═════ Text for analysis

If you have a payment use case which is not explicitly mentioned above, and for which you would like to confirm support, please check with us by emailing support@merchantcandy.com.

13.2. Remediation.

  • Merchant Candy may request more information relating to your use of the Services to seek to identify the restricted activities identified in Section 13.1 above (“Restricted Activities”). You agree to cooperate in any investigation and to provide confirmation of your identity and any information you provide to us, as we may require.

  • If we have reason to believe that you have engaged in any Restricted Activities or that you have used our Services inappropriately, Merchant Candy or the Banks (to the extent applicable) reserves the right to, in its sole discretion and at any time, take any or all of the following actions:
    • Close, suspend, or limit your access to your Account or the Services;
    • Hold, return, or reclaim funds;
    • Update inaccurate information you provided to Merchant Candy or third parties;
    • Refuse to provide Services to you or related parties in the future;
    • Contact your bank or notify other Users, Recipients, law enforcement, or impacted third parties of your actions;
    • Take legal action against you.

When not otherwise obligated by regulatory or compliance considerations, Merchant Candy will provide you with notice of any such actions.

══════════

*Exercise:*
Using the Merchant Candy terms, explain in one to three sentences why Merchant Candy may request more information about your use of the Services. Rely only on the Merchant Candy terms.

═════ Data for analysis

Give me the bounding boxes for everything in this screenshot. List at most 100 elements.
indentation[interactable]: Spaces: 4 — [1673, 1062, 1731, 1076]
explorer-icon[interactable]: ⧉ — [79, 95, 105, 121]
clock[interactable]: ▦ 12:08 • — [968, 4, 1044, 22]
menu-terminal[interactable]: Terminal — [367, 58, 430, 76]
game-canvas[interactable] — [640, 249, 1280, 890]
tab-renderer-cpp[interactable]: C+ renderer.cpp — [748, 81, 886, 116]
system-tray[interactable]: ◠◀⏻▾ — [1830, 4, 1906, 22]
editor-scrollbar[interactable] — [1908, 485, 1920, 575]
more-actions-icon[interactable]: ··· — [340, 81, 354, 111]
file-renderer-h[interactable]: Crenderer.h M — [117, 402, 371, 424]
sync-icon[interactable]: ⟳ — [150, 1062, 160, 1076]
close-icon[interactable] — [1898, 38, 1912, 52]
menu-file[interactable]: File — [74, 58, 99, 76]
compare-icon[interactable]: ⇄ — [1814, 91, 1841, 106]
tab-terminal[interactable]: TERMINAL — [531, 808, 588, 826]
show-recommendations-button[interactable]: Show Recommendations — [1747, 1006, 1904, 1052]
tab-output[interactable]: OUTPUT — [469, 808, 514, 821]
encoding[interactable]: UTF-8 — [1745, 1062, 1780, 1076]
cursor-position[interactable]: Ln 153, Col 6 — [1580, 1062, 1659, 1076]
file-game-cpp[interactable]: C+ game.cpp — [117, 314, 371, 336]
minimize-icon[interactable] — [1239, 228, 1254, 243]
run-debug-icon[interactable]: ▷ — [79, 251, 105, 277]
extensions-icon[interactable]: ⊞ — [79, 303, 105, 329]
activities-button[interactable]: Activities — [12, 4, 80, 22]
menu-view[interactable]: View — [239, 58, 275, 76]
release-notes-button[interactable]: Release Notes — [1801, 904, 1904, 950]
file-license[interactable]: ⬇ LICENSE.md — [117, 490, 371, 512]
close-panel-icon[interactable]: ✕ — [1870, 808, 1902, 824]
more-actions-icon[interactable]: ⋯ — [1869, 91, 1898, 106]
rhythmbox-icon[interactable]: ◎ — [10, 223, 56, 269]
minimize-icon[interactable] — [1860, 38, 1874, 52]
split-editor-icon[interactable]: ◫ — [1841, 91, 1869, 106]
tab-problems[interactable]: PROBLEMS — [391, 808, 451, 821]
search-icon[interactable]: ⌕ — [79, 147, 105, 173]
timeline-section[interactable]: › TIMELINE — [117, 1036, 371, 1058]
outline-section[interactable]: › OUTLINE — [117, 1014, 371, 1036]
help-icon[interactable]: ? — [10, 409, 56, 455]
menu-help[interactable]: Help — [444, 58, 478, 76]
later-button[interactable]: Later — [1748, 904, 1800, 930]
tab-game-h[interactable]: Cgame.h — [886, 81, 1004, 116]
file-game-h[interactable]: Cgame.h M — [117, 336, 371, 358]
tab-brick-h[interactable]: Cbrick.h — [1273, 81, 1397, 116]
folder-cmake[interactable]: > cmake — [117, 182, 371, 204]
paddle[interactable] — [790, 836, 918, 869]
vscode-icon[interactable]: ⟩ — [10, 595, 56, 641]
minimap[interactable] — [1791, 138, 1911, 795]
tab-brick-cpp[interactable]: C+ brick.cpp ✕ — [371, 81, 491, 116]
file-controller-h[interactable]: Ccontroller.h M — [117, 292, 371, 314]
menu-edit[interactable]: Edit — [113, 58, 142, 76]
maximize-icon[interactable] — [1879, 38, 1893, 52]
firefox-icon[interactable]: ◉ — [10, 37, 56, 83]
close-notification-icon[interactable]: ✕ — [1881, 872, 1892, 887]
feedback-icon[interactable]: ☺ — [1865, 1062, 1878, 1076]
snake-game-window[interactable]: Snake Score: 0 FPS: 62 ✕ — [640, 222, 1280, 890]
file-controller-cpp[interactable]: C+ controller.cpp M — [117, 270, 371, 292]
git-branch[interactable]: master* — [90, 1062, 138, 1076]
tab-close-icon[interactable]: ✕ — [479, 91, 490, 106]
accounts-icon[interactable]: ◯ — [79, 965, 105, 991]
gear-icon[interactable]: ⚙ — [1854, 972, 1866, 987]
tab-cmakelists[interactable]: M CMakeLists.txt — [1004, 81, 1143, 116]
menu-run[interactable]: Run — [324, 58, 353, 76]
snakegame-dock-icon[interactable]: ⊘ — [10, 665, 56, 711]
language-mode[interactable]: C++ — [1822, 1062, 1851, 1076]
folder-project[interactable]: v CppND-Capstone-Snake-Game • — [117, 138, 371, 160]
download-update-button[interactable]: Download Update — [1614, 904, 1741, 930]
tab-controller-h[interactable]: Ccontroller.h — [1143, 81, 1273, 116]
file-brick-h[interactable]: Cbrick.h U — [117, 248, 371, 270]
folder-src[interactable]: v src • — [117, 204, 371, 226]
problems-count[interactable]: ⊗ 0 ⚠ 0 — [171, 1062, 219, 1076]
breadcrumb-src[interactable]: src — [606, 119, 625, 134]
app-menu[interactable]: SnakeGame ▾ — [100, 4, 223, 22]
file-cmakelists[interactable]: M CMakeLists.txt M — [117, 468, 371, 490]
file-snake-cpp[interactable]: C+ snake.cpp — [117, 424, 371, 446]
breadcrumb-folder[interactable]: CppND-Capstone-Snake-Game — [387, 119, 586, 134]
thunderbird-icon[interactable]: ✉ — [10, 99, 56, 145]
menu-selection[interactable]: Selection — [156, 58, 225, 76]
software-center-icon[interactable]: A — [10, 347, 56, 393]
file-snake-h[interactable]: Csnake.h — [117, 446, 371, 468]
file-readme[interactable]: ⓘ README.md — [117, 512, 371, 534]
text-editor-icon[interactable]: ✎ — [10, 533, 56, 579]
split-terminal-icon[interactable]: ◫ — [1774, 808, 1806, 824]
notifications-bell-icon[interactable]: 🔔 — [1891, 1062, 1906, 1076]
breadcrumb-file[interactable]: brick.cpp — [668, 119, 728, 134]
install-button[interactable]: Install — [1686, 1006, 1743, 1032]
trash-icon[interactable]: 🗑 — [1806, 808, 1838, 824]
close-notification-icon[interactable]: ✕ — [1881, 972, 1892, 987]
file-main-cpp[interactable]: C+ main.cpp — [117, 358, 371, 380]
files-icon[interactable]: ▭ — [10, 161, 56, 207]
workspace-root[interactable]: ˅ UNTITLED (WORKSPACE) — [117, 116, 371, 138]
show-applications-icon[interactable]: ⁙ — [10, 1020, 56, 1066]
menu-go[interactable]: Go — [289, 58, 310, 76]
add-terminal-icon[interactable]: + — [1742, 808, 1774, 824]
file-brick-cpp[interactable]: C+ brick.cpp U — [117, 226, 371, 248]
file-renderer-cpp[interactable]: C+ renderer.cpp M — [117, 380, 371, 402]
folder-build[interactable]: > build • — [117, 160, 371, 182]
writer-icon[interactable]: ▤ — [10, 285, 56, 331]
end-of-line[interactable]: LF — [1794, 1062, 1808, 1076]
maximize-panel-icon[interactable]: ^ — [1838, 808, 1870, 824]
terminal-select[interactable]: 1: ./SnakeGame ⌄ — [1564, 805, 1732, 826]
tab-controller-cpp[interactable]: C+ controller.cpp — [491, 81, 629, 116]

══════════

*Response box:*
Merchant Candy may request more information about your use of the Services to seek to identify the Restricted Activities listed in Section 13.1.